## What this task involves:
Translate this sentence from the random forest classifier reference below into Spanish: "Weights are assigned to individual samples in the construction of the tree."

====== Source ======

Sklearn Random Forest Classifier

Random Forest Classifier, fits a number of decision tree classifiers on various sub-samples of the dataset and uses averaging to improve the predictive accuracy and control over-fitting. The sub-sample size is controlled with the max_samples parameter if bootstrap=True (default), otherwise the whole dataset is used to build each tree.

Type

ml-estimator

Class

fire.nodes.sklearn.NodeSklearnRandomForestClassifier

Fields

Name

Title

Description

targetCol

Target Column

The label column for model fitting

featureCols

Feature Columns

Feature columns of type - all numeric, boolean and vector

splitRatio

Split Ratio

Split Ratio

n_estimators

NEstimators

Specifies the number of trees in the forest.

criterion

Criterion

The function to measure the quality of a split. ‘gini’ for the Gini impurity and ‘entropy’ for the information gain.

max_depth

MaxDepth

The maximum depth of the tree. If not set, nodes are expanded until all leaves are pure or until all leaves contain less than min_samples_split samples.

min_samples_split

MinSamplesSplit

The minimum number of samples required to split an internal node. Higher values prevent creating nodes with few samples, which can be sensitive to noise.

min_samples_leaf

MinSamplesLeaf

The minimum number of samples required to be at a leaf node. A split point is only considered if it leaves at least this many training samples in each of the left and right branches.

min_weight_fraction_leaf

MinWeightFractionLeaf

The minimum weighted fraction of the sum total of weights required to be at a leaf node. Weights are assigned to individual samples in the construction of the tree.

max_features

MaxFeatures

max_leaf_nodes

MaxLeafNodes

Grow a tree with max_leaf_nodes in best-first fashion. If not set, then unlimited number of leaf nodes is used.

====== Data lines ======

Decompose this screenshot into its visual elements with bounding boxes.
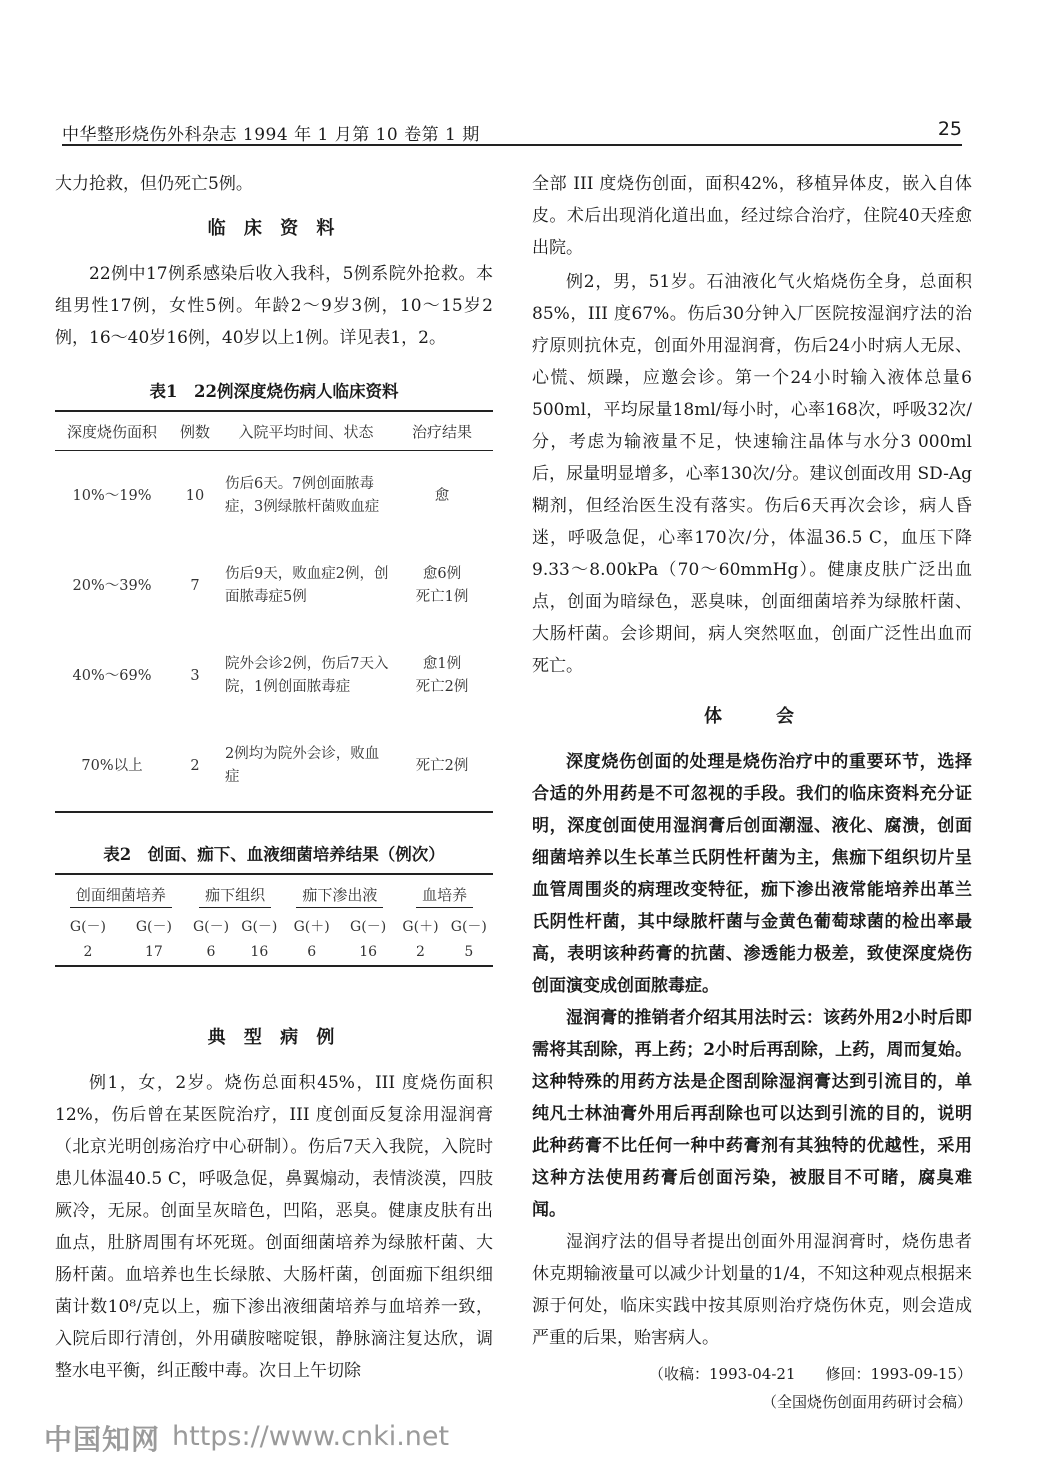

======

## Expected output:
Los pesos se asignan a las muestras individuales durante la construcción del árbol.